Count lines holding the word "selected". Only the number is wanted.

Start of Provided data

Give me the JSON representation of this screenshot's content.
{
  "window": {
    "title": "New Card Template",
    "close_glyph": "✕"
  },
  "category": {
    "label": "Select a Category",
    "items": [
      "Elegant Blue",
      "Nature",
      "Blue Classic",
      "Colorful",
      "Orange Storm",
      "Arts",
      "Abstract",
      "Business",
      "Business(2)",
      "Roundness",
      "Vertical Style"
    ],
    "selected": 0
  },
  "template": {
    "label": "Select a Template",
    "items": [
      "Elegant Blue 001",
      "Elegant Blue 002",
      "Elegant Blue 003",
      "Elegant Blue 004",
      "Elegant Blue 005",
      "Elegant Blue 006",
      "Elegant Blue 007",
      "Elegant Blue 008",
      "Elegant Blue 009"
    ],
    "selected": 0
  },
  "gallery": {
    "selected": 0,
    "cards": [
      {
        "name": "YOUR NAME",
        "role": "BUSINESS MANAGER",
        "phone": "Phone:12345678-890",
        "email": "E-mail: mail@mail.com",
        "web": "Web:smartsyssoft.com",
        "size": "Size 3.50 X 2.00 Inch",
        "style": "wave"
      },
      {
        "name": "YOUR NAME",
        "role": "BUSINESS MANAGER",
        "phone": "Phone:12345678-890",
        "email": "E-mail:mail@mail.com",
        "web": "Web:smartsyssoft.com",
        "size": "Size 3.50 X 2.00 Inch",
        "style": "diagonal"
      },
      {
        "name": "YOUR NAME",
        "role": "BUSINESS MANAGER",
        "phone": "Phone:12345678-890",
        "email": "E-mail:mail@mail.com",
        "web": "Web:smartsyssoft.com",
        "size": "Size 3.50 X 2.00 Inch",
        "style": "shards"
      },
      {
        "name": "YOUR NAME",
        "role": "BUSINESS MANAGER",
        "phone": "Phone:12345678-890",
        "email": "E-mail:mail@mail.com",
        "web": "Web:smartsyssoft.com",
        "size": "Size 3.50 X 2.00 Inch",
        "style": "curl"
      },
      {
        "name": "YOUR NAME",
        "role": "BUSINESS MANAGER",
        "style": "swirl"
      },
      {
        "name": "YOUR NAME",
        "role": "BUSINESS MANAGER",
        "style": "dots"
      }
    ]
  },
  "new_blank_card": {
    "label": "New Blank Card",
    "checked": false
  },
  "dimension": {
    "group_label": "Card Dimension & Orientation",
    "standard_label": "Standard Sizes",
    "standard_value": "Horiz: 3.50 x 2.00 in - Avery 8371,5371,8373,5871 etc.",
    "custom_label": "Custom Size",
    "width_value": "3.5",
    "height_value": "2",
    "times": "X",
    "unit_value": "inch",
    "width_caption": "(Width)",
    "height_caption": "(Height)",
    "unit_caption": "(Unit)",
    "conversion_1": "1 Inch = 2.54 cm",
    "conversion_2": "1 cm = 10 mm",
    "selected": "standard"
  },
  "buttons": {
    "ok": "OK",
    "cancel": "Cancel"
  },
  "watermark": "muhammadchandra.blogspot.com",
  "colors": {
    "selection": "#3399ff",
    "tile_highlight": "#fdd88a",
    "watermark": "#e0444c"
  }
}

End of Provided data

## Task output
4